GIVEN TASK:
Present the data once more in exactly its original form.
====== ITEMS ======
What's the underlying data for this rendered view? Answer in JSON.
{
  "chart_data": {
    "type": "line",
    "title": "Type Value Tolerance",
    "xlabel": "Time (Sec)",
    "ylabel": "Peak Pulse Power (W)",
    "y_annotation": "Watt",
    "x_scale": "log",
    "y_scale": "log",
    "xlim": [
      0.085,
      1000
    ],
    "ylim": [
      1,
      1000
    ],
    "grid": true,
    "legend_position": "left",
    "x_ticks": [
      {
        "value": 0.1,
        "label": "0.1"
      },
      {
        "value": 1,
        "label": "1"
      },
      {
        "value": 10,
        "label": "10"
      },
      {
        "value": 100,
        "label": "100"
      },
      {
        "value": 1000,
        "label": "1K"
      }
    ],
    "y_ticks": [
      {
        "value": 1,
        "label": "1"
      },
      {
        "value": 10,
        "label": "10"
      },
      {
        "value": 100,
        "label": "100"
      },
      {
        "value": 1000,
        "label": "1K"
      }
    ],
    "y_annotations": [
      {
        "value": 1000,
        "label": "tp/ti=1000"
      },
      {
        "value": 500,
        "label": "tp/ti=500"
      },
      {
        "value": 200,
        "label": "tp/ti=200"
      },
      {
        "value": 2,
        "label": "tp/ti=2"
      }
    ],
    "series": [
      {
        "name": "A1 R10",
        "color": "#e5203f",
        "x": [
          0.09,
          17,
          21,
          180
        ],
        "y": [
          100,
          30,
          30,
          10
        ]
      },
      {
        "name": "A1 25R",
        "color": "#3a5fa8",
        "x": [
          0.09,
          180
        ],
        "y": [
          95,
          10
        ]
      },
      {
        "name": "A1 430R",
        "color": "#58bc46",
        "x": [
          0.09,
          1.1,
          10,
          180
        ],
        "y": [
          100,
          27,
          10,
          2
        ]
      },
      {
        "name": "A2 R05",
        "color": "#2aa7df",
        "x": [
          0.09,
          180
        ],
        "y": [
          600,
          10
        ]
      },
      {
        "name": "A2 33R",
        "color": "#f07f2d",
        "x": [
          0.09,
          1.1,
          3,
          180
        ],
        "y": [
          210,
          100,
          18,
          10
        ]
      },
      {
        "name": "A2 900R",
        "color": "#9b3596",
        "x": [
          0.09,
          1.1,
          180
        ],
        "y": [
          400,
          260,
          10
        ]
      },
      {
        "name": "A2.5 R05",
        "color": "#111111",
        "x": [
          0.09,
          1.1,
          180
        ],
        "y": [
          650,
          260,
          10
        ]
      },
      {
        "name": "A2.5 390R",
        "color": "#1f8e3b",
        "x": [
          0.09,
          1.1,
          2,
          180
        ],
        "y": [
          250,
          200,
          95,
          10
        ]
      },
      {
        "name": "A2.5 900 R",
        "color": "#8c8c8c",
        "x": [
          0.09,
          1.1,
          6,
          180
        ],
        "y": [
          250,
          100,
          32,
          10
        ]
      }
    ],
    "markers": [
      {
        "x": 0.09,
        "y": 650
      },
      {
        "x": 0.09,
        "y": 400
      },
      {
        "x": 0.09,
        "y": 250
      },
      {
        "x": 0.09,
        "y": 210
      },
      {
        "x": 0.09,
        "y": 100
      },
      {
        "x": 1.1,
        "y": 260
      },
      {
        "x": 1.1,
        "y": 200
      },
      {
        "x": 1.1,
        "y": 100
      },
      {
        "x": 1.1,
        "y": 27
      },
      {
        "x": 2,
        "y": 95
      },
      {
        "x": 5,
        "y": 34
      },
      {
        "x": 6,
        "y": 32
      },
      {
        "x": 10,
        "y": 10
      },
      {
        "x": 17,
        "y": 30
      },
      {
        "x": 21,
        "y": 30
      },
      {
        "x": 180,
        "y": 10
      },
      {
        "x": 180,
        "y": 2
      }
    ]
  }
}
======
EXERCISE SOLUTION:
What's the underlying data for this rendered view? Answer in JSON.
{
  "chart_data": {
    "type": "line",
    "title": "Type Value Tolerance",
    "xlabel": "Time (Sec)",
    "ylabel": "Peak Pulse Power (W)",
    "y_annotation": "Watt",
    "x_scale": "log",
    "y_scale": "log",
    "xlim": [
      0.085,
      1000
    ],
    "ylim": [
      1,
      1000
    ],
    "grid": true,
    "legend_position": "left",
    "x_ticks": [
      {
        "value": 0.1,
        "label": "0.1"
      },
      {
        "value": 1,
        "label": "1"
      },
      {
        "value": 10,
        "label": "10"
      },
      {
        "value": 100,
        "label": "100"
      },
      {
        "value": 1000,
        "label": "1K"
      }
    ],
    "y_ticks": [
      {
        "value": 1,
        "label": "1"
      },
      {
        "value": 10,
        "label": "10"
      },
      {
        "value": 100,
        "label": "100"
      },
      {
        "value": 1000,
        "label": "1K"
      }
    ],
    "y_annotations": [
      {
        "value": 1000,
        "label": "tp/ti=1000"
      },
      {
        "value": 500,
        "label": "tp/ti=500"
      },
      {
        "value": 200,
        "label": "tp/ti=200"
      },
      {
        "value": 2,
        "label": "tp/ti=2"
      }
    ],
    "series": [
      {
        "name": "A1 R10",
        "color": "#e5203f",
        "x": [
          0.09,
          17,
          21,
          180
        ],
        "y": [
          100,
          30,
          30,
          10
        ]
      },
      {
        "name": "A1 25R",
        "color": "#3a5fa8",
        "x": [
          0.09,
          180
        ],
        "y": [
          95,
          10
        ]
      },
      {
        "name": "A1 430R",
        "color": "#58bc46",
        "x": [
          0.09,
          1.1,
          10,
          180
        ],
        "y": [
          100,
          27,
          10,
          2
        ]
      },
      {
        "name": "A2 R05",
        "color": "#2aa7df",
        "x": [
          0.09,
          180
        ],
        "y": [
          600,
          10
        ]
      },
      {
        "name": "A2 33R",
        "color": "#f07f2d",
        "x": [
          0.09,
          1.1,
          3,
          180
        ],
        "y": [
          210,
          100,
          18,
          10
        ]
      },
      {
        "name": "A2 900R",
        "color": "#9b3596",
        "x": [
          0.09,
          1.1,
          180
        ],
        "y": [
          400,
          260,
          10
        ]
      },
      {
        "name": "A2.5 R05",
        "color": "#111111",
        "x": [
          0.09,
          1.1,
          180
        ],
        "y": [
          650,
          260,
          10
        ]
      },
      {
        "name": "A2.5 390R",
        "color": "#1f8e3b",
        "x": [
          0.09,
          1.1,
          2,
          180
        ],
        "y": [
          250,
          200,
          95,
          10
        ]
      },
      {
        "name": "A2.5 900 R",
        "color": "#8c8c8c",
        "x": [
          0.09,
          1.1,
          6,
          180
        ],
        "y": [
          250,
          100,
          32,
          10
        ]
      }
    ],
    "markers": [
      {
        "x": 0.09,
        "y": 650
      },
      {
        "x": 0.09,
        "y": 400
      },
      {
        "x": 0.09,
        "y": 250
      },
      {
        "x": 0.09,
        "y": 210
      },
      {
        "x": 0.09,
        "y": 100
      },
      {
        "x": 1.1,
        "y": 260
      },
      {
        "x": 1.1,
        "y": 200
      },
      {
        "x": 1.1,
        "y": 100
      },
      {
        "x": 1.1,
        "y": 27
      },
      {
        "x": 2,
        "y": 95
      },
      {
        "x": 5,
        "y": 34
      },
      {
        "x": 6,
        "y": 32
      },
      {
        "x": 10,
        "y": 10
      },
      {
        "x": 17,
        "y": 30
      },
      {
        "x": 21,
        "y": 30
      },
      {
        "x": 180,
        "y": 10
      },
      {
        "x": 180,
        "y": 2
      }
    ]
  }
}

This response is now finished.